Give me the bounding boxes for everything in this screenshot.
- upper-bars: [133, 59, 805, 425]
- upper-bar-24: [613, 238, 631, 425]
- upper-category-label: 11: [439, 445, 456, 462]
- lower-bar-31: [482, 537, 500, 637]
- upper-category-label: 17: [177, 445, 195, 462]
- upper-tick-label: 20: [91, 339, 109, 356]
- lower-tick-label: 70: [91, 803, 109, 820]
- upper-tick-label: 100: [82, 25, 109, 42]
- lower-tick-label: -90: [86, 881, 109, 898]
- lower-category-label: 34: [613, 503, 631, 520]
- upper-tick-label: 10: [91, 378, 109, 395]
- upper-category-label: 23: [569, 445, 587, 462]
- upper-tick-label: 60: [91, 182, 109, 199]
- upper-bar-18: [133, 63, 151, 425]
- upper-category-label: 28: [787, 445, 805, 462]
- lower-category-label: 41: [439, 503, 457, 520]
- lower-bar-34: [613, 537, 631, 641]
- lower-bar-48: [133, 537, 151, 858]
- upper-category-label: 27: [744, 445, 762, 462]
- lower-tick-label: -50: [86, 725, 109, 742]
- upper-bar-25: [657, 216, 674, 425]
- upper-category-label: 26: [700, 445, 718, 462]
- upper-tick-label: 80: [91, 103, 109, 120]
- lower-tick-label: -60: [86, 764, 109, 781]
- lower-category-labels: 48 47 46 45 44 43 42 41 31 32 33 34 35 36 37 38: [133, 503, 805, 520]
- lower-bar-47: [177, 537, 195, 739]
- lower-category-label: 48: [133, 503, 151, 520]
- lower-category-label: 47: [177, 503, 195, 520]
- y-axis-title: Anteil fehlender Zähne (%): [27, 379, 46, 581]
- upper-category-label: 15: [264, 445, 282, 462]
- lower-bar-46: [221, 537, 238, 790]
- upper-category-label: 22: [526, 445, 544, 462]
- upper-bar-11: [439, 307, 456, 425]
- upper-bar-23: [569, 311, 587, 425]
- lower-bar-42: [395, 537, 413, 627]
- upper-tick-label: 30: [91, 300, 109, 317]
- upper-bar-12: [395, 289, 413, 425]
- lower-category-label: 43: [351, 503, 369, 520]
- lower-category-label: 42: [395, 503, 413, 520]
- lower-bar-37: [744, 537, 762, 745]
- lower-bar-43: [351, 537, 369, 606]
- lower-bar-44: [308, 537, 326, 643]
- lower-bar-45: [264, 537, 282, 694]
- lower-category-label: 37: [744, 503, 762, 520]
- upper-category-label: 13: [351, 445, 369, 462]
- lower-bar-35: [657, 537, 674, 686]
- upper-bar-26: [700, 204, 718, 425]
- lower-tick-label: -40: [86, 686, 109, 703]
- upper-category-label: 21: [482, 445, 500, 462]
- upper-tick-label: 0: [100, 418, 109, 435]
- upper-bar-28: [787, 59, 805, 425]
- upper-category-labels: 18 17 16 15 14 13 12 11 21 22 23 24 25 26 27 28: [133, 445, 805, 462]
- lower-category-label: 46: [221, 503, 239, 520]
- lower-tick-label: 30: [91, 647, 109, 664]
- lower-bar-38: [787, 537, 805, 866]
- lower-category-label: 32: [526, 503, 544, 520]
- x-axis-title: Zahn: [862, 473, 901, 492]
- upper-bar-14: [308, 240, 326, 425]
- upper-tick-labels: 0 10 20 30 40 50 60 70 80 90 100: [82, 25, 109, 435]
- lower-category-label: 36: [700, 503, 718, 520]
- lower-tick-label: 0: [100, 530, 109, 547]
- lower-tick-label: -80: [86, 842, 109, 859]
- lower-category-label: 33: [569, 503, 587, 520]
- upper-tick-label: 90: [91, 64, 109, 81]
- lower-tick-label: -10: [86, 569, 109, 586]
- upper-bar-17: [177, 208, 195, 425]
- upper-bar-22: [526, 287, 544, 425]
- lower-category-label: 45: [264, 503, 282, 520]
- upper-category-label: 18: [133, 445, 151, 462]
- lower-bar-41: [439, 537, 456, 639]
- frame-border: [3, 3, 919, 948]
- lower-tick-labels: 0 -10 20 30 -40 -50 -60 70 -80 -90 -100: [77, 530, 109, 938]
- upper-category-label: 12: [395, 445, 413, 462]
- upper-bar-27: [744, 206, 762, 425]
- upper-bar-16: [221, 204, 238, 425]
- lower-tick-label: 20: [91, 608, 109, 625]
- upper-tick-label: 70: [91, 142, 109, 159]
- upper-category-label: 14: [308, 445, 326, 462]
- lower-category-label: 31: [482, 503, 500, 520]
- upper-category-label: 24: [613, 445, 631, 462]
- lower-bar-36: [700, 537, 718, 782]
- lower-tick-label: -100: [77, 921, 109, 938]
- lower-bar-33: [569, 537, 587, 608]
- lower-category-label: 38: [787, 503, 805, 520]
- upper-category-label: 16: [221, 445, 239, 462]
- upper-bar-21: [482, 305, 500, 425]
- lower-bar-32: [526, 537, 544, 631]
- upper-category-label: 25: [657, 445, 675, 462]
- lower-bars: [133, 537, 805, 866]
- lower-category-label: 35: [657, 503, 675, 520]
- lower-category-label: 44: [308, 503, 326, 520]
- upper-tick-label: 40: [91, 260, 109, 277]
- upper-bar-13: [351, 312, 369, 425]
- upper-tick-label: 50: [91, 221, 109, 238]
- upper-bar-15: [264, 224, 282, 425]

## Goal
Write out the rows again, substituting "vertical-axis-title" for every "y-axis-title" and leaving everything else unchanged.

## Reply to the task
Give me the bounding boxes for everything in this screenshot.
- upper-bars: [133, 59, 805, 425]
- upper-bar-24: [613, 238, 631, 425]
- upper-category-label: 11: [439, 445, 456, 462]
- lower-bar-31: [482, 537, 500, 637]
- upper-category-label: 17: [177, 445, 195, 462]
- upper-tick-label: 20: [91, 339, 109, 356]
- lower-tick-label: 70: [91, 803, 109, 820]
- upper-tick-label: 100: [82, 25, 109, 42]
- lower-tick-label: -90: [86, 881, 109, 898]
- lower-category-label: 34: [613, 503, 631, 520]
- upper-tick-label: 10: [91, 378, 109, 395]
- upper-category-label: 23: [569, 445, 587, 462]
- upper-tick-label: 60: [91, 182, 109, 199]
- upper-bar-18: [133, 63, 151, 425]
- upper-category-label: 28: [787, 445, 805, 462]
- lower-category-label: 41: [439, 503, 457, 520]
- lower-bar-34: [613, 537, 631, 641]
- lower-bar-48: [133, 537, 151, 858]
- upper-category-label: 27: [744, 445, 762, 462]
- lower-tick-label: -50: [86, 725, 109, 742]
- upper-bar-25: [657, 216, 674, 425]
- upper-category-label: 26: [700, 445, 718, 462]
- upper-tick-label: 80: [91, 103, 109, 120]
- lower-tick-label: -60: [86, 764, 109, 781]
- lower-category-labels: 48 47 46 45 44 43 42 41 31 32 33 34 35 36 37 38: [133, 503, 805, 520]
- lower-bar-47: [177, 537, 195, 739]
- lower-category-label: 48: [133, 503, 151, 520]
- lower-category-label: 47: [177, 503, 195, 520]
- vertical-axis-title: Anteil fehlender Zähne (%): [27, 379, 46, 581]
- upper-category-label: 15: [264, 445, 282, 462]
- lower-bar-46: [221, 537, 238, 790]
- upper-category-label: 22: [526, 445, 544, 462]
- upper-bar-11: [439, 307, 456, 425]
- upper-bar-23: [569, 311, 587, 425]
- lower-bar-42: [395, 537, 413, 627]
- upper-tick-label: 30: [91, 300, 109, 317]
- upper-bar-12: [395, 289, 413, 425]
- lower-category-label: 43: [351, 503, 369, 520]
- lower-category-label: 42: [395, 503, 413, 520]
- lower-bar-37: [744, 537, 762, 745]
- lower-bar-43: [351, 537, 369, 606]
- lower-bar-44: [308, 537, 326, 643]
- lower-bar-45: [264, 537, 282, 694]
- lower-category-label: 37: [744, 503, 762, 520]
- upper-category-label: 13: [351, 445, 369, 462]
- lower-bar-35: [657, 537, 674, 686]
- upper-bar-26: [700, 204, 718, 425]
- lower-tick-label: -40: [86, 686, 109, 703]
- upper-category-label: 21: [482, 445, 500, 462]
- upper-tick-label: 0: [100, 418, 109, 435]
- upper-bar-28: [787, 59, 805, 425]
- upper-category-labels: 18 17 16 15 14 13 12 11 21 22 23 24 25 26 27 28: [133, 445, 805, 462]
- lower-category-label: 46: [221, 503, 239, 520]
- lower-tick-label: 30: [91, 647, 109, 664]
- lower-bar-38: [787, 537, 805, 866]
- lower-category-label: 32: [526, 503, 544, 520]
- x-axis-title: Zahn: [862, 473, 901, 492]
- upper-bar-14: [308, 240, 326, 425]
- upper-tick-labels: 0 10 20 30 40 50 60 70 80 90 100: [82, 25, 109, 435]
- lower-category-label: 36: [700, 503, 718, 520]
- lower-tick-label: 0: [100, 530, 109, 547]
- lower-tick-label: -80: [86, 842, 109, 859]
- lower-category-label: 33: [569, 503, 587, 520]
- upper-tick-label: 90: [91, 64, 109, 81]
- lower-tick-label: -10: [86, 569, 109, 586]
- upper-bar-17: [177, 208, 195, 425]
- upper-bar-22: [526, 287, 544, 425]
- lower-category-label: 45: [264, 503, 282, 520]
- upper-category-label: 18: [133, 445, 151, 462]
- lower-bar-41: [439, 537, 456, 639]
- frame-border: [3, 3, 919, 948]
- lower-tick-labels: 0 -10 20 30 -40 -50 -60 70 -80 -90 -100: [77, 530, 109, 938]
- upper-category-label: 12: [395, 445, 413, 462]
- upper-bar-27: [744, 206, 762, 425]
- upper-bar-16: [221, 204, 238, 425]
- lower-tick-label: 20: [91, 608, 109, 625]
- upper-tick-label: 70: [91, 142, 109, 159]
- upper-category-label: 14: [308, 445, 326, 462]
- lower-category-label: 31: [482, 503, 500, 520]
- upper-category-label: 24: [613, 445, 631, 462]
- lower-bar-36: [700, 537, 718, 782]
- lower-tick-label: -100: [77, 921, 109, 938]
- lower-bar-33: [569, 537, 587, 608]
- lower-category-label: 38: [787, 503, 805, 520]
- upper-category-label: 16: [221, 445, 239, 462]
- upper-bar-21: [482, 305, 500, 425]
- lower-bar-32: [526, 537, 544, 631]
- upper-category-label: 25: [657, 445, 675, 462]
- lower-bars: [133, 537, 805, 866]
- lower-category-label: 35: [657, 503, 675, 520]
- lower-category-label: 44: [308, 503, 326, 520]
- upper-tick-label: 40: [91, 260, 109, 277]
- upper-bar-13: [351, 312, 369, 425]
- upper-tick-label: 50: [91, 221, 109, 238]
- upper-bar-15: [264, 224, 282, 425]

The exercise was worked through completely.